> **Task brief**:
Extract each line of the data and write it out again exactly.

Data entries
——————————

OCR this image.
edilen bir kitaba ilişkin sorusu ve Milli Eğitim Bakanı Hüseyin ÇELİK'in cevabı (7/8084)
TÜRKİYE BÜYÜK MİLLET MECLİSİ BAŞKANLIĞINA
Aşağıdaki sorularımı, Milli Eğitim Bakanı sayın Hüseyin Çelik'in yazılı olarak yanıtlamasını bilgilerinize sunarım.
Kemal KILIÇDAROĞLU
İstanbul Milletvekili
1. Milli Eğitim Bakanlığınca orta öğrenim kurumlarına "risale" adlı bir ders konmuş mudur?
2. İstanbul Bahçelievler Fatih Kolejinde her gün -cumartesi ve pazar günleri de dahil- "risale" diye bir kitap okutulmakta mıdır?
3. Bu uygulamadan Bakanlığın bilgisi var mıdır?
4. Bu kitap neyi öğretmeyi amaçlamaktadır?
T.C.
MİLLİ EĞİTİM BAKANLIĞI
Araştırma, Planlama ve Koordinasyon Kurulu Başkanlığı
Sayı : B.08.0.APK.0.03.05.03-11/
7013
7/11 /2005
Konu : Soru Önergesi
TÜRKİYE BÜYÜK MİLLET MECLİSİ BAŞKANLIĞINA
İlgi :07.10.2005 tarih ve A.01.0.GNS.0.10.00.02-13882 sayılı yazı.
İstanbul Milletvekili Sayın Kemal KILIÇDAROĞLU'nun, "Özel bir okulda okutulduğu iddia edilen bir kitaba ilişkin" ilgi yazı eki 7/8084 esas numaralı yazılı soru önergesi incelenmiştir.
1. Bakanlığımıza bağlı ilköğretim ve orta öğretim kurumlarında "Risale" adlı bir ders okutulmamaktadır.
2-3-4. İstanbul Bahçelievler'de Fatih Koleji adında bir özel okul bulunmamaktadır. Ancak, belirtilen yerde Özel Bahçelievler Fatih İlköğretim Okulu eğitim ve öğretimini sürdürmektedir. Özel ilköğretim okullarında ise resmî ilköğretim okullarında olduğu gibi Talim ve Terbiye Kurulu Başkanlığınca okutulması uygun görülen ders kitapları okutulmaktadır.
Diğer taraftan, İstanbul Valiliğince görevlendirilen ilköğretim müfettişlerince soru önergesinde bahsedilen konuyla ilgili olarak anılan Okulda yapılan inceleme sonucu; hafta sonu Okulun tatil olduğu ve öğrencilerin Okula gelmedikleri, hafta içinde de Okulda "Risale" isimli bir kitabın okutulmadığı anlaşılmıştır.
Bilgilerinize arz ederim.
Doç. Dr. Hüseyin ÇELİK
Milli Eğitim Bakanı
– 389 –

——————————

> **Finished exercise**:
OCR this image.
edilen bir kitaba ilişkin sorusu ve Milli Eğitim Bakanı Hüseyin ÇELİK'in cevabı (7/8084)
TÜRKİYE BÜYÜK MİLLET MECLİSİ BAŞKANLIĞINA
Aşağıdaki sorularımı, Milli Eğitim Bakanı sayın Hüseyin Çelik'in yazılı olarak yanıtlamasını bilgilerinize sunarım.
Kemal KILIÇDAROĞLU
İstanbul Milletvekili
1. Milli Eğitim Bakanlığınca orta öğrenim kurumlarına "risale" adlı bir ders konmuş mudur?
2. İstanbul Bahçelievler Fatih Kolejinde her gün -cumartesi ve pazar günleri de dahil- "risale" diye bir kitap okutulmakta mıdır?
3. Bu uygulamadan Bakanlığın bilgisi var mıdır?
4. Bu kitap neyi öğretmeyi amaçlamaktadır?
T.C.
MİLLİ EĞİTİM BAKANLIĞI
Araştırma, Planlama ve Koordinasyon Kurulu Başkanlığı
Sayı : B.08.0.APK.0.03.05.03-11/
7013
7/11 /2005
Konu : Soru Önergesi
TÜRKİYE BÜYÜK MİLLET MECLİSİ BAŞKANLIĞINA
İlgi :07.10.2005 tarih ve A.01.0.GNS.0.10.00.02-13882 sayılı yazı.
İstanbul Milletvekili Sayın Kemal KILIÇDAROĞLU'nun, "Özel bir okulda okutulduğu iddia edilen bir kitaba ilişkin" ilgi yazı eki 7/8084 esas numaralı yazılı soru önergesi incelenmiştir.
1. Bakanlığımıza bağlı ilköğretim ve orta öğretim kurumlarında "Risale" adlı bir ders okutulmamaktadır.
2-3-4. İstanbul Bahçelievler'de Fatih Koleji adında bir özel okul bulunmamaktadır. Ancak, belirtilen yerde Özel Bahçelievler Fatih İlköğretim Okulu eğitim ve öğretimini sürdürmektedir. Özel ilköğretim okullarında ise resmî ilköğretim okullarında olduğu gibi Talim ve Terbiye Kurulu Başkanlığınca okutulması uygun görülen ders kitapları okutulmaktadır.
Diğer taraftan, İstanbul Valiliğince görevlendirilen ilköğretim müfettişlerince soru önergesinde bahsedilen konuyla ilgili olarak anılan Okulda yapılan inceleme sonucu; hafta sonu Okulun tatil olduğu ve öğrencilerin Okula gelmedikleri, hafta içinde de Okulda "Risale" isimli bir kitabın okutulmadığı anlaşılmıştır.
Bilgilerinize arz ederim.
Doç. Dr. Hüseyin ÇELİK
Milli Eğitim Bakanı
– 389 –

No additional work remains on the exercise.